INPUT FOR THIS TASK:
- - -
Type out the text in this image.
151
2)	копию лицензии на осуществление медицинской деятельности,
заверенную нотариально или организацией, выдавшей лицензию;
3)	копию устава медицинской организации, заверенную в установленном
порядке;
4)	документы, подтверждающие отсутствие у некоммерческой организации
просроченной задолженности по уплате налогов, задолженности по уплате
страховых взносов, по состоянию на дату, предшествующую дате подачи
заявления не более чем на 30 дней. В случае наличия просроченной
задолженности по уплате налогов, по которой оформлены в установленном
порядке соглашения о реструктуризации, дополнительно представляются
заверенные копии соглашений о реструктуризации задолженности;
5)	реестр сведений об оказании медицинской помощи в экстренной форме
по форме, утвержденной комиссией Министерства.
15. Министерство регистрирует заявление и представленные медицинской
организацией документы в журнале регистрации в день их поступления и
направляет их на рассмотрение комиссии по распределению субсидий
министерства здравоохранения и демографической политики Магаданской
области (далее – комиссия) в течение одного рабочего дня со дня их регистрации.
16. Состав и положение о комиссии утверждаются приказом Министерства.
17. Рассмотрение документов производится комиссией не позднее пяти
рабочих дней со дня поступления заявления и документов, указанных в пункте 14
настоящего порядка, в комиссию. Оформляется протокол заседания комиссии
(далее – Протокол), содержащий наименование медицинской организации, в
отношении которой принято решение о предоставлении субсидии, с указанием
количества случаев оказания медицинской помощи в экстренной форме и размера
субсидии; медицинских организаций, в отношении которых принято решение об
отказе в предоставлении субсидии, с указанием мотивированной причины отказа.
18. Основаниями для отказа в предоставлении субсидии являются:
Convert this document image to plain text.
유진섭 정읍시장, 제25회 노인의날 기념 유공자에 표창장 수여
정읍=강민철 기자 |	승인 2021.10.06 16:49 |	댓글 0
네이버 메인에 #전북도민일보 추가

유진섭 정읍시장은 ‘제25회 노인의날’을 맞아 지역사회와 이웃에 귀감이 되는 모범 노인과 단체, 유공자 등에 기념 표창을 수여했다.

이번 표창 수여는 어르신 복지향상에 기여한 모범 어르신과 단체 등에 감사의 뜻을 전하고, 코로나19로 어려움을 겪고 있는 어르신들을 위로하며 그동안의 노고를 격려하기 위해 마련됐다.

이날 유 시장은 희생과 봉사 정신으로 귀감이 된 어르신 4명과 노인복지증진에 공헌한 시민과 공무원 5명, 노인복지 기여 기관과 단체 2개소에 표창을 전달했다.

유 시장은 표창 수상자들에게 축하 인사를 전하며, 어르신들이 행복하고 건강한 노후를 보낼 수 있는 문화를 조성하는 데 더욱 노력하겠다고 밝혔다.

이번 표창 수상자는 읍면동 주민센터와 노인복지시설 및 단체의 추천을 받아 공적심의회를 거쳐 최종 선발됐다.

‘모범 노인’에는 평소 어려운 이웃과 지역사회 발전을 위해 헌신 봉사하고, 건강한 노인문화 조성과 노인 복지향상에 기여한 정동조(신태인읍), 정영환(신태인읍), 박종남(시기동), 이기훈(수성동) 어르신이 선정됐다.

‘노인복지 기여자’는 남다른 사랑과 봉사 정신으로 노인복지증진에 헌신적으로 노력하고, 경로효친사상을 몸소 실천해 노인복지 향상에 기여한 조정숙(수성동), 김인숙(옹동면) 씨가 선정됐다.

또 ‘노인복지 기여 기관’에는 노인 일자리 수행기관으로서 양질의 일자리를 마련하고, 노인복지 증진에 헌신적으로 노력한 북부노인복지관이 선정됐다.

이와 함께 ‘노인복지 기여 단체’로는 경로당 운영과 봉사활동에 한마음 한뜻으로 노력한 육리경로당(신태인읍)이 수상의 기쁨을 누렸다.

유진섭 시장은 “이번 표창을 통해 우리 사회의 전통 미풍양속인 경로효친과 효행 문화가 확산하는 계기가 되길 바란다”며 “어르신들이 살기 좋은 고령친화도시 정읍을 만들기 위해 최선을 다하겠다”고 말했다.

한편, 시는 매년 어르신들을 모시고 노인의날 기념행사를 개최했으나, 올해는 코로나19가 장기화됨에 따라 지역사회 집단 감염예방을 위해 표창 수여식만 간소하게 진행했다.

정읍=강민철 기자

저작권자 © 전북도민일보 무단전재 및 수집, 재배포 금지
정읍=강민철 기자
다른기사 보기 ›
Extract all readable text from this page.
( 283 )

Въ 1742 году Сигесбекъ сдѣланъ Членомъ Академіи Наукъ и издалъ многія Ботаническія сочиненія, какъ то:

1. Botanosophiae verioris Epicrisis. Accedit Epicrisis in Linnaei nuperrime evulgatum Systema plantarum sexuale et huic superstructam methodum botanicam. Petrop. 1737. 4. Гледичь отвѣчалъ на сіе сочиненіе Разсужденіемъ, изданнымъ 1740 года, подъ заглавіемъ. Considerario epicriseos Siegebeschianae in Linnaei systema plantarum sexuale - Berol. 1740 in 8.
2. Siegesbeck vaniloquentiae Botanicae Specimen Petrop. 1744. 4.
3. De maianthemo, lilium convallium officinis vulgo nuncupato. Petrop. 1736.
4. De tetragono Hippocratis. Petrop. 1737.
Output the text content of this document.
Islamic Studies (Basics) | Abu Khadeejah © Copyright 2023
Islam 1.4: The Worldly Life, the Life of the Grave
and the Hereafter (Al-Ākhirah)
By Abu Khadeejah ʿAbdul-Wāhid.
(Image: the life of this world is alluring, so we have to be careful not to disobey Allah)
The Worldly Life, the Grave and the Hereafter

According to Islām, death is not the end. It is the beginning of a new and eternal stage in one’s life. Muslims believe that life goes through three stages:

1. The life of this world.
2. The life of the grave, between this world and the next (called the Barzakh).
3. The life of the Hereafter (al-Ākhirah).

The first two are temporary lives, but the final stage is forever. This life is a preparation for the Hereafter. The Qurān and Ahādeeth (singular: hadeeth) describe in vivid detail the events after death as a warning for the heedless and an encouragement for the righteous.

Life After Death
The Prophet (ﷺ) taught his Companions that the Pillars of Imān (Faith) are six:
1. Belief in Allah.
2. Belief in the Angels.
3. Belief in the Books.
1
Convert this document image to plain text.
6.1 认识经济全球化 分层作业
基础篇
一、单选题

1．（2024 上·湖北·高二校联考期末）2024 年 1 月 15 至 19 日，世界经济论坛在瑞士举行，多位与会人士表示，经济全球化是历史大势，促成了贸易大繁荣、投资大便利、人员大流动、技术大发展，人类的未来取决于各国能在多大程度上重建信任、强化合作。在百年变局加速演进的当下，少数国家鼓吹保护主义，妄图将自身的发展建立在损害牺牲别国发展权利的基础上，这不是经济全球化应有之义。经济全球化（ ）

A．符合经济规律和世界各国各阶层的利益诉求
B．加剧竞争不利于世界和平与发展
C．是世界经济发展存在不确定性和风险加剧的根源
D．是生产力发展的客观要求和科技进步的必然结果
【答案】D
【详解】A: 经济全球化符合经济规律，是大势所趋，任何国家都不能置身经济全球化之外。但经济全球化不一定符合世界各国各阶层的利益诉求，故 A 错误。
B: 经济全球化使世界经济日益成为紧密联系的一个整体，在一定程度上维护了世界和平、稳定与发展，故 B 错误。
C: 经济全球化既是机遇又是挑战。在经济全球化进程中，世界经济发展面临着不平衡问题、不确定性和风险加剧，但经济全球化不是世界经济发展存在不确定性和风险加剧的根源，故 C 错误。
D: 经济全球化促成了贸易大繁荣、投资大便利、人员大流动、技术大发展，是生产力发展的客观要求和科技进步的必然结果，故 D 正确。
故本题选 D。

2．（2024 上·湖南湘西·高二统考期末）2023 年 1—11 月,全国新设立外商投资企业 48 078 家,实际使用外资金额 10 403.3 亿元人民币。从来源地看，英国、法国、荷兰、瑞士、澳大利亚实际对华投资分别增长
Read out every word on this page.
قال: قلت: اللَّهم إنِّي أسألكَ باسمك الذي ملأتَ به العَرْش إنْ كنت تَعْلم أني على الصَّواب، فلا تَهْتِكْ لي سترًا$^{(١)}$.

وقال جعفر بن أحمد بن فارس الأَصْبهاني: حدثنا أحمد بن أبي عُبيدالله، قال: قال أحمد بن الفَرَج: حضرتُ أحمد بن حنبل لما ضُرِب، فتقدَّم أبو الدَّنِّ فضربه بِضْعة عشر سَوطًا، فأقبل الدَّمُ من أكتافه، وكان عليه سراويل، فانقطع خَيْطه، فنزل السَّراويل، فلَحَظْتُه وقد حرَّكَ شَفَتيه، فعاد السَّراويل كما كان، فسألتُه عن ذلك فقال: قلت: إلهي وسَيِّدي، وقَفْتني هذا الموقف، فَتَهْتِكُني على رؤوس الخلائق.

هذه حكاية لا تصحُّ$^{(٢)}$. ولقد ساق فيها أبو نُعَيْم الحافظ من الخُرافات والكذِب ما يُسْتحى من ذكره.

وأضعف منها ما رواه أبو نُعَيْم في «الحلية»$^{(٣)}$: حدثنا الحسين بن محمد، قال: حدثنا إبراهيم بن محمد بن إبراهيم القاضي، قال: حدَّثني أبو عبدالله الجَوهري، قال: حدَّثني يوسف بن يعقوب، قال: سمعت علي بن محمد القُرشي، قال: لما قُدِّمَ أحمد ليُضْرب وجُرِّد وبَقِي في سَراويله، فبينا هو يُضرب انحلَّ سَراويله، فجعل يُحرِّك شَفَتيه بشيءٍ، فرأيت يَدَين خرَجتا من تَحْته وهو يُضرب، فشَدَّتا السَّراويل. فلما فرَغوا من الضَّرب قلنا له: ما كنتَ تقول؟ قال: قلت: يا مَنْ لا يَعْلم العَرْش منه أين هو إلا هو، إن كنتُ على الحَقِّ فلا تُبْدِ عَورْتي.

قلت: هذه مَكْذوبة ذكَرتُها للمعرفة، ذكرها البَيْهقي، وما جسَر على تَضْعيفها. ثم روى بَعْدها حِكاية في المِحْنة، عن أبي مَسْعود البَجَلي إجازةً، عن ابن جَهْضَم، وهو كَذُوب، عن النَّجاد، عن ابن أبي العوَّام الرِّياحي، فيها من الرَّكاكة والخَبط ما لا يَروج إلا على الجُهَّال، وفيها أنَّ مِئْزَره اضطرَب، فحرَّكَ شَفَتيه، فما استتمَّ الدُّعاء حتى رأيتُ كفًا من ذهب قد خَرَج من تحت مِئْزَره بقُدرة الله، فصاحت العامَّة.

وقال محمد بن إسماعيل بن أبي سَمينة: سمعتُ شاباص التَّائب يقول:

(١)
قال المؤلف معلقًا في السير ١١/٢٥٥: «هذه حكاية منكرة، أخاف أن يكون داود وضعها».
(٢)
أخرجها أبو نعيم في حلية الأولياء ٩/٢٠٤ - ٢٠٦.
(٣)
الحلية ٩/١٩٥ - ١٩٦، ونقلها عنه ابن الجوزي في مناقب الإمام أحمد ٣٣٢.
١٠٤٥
- - -
REQUIRED TASK: Gather and return every line that holds the string "реструктуризации".

CORRECT RESULT:
порядке соглашения о реструктуризации, дополнительно представляются
заверенные копии соглашений о реструктуризации задолженности;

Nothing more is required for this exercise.